(Labeled region entries)
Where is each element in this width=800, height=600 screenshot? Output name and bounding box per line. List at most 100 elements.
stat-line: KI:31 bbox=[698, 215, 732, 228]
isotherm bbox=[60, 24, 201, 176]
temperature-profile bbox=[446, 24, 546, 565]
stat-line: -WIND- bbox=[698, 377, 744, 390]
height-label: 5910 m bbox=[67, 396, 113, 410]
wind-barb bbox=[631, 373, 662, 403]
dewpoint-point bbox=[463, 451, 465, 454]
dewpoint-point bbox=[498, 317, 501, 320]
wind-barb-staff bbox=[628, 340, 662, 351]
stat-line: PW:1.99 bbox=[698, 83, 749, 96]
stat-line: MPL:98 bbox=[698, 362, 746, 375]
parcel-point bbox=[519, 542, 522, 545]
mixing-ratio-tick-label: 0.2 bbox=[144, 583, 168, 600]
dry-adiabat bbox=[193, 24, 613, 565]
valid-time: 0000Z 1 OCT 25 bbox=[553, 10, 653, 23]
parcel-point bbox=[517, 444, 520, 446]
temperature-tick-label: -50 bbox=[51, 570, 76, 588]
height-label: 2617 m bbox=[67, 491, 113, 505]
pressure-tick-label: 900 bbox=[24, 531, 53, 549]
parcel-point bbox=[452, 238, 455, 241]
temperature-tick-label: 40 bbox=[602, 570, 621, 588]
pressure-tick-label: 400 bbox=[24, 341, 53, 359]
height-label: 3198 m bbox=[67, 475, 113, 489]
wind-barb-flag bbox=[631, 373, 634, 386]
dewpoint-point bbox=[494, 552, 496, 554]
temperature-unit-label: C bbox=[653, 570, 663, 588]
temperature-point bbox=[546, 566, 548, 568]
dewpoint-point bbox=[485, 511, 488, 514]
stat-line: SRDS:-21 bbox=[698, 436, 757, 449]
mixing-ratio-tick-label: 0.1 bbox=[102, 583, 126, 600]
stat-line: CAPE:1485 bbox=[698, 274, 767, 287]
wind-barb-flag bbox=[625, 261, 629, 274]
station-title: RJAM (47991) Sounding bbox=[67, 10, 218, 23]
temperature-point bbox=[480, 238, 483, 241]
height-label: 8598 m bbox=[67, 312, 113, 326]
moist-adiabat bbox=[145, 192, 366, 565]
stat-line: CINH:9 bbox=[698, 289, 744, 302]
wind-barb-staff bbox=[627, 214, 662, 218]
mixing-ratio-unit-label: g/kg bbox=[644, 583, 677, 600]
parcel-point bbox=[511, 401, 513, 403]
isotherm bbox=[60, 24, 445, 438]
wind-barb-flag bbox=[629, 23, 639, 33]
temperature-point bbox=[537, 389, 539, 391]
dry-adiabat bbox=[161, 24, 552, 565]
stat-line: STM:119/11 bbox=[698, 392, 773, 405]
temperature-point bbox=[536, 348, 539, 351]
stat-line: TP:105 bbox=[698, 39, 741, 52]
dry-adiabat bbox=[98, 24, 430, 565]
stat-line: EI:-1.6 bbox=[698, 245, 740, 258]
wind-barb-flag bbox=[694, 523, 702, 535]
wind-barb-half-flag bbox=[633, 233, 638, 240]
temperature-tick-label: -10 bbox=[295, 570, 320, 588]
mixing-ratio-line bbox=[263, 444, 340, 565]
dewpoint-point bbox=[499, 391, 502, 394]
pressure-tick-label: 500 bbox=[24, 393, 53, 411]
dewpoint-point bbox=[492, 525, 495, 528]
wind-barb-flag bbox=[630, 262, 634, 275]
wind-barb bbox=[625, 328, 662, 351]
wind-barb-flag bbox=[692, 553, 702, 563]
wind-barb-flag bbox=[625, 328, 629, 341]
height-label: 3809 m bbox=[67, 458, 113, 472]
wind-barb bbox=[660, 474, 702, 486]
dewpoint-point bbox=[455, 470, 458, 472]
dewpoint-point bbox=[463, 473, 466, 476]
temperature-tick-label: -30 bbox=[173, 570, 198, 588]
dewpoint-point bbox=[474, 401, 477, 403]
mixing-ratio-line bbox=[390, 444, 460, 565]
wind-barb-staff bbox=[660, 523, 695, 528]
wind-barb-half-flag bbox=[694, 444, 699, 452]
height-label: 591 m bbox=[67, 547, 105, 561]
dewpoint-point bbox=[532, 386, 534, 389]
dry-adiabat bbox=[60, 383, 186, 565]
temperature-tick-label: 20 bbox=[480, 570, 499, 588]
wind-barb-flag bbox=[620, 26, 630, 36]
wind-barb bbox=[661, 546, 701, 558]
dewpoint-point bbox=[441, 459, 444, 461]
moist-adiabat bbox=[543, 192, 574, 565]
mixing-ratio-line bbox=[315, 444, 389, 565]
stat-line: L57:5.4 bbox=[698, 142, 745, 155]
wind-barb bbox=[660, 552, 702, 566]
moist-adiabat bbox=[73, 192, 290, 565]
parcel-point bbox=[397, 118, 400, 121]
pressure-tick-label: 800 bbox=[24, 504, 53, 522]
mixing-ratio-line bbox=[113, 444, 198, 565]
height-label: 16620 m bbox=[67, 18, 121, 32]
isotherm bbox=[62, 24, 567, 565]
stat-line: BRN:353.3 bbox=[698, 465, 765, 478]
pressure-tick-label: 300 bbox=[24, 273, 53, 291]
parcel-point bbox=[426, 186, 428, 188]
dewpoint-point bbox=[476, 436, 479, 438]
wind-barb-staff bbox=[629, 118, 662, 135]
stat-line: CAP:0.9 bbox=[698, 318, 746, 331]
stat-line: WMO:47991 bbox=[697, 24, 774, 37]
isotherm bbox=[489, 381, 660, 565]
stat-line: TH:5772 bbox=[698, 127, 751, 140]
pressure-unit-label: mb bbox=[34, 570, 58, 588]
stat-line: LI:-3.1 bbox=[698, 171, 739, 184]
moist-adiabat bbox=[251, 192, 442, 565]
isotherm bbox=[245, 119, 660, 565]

* TASK DETAILS: Gather every row above that contains the string "flag", and copy each one in full.

* CORRECT RESULT:
wind-barb-flag bbox=[631, 373, 634, 386]
wind-barb-flag bbox=[625, 261, 629, 274]
wind-barb-flag bbox=[629, 23, 639, 33]
wind-barb-flag bbox=[694, 523, 702, 535]
wind-barb-half-flag bbox=[633, 233, 638, 240]
wind-barb-flag bbox=[630, 262, 634, 275]
wind-barb-flag bbox=[692, 553, 702, 563]
wind-barb-flag bbox=[625, 328, 629, 341]
wind-barb-half-flag bbox=[694, 444, 699, 452]
wind-barb-flag bbox=[620, 26, 630, 36]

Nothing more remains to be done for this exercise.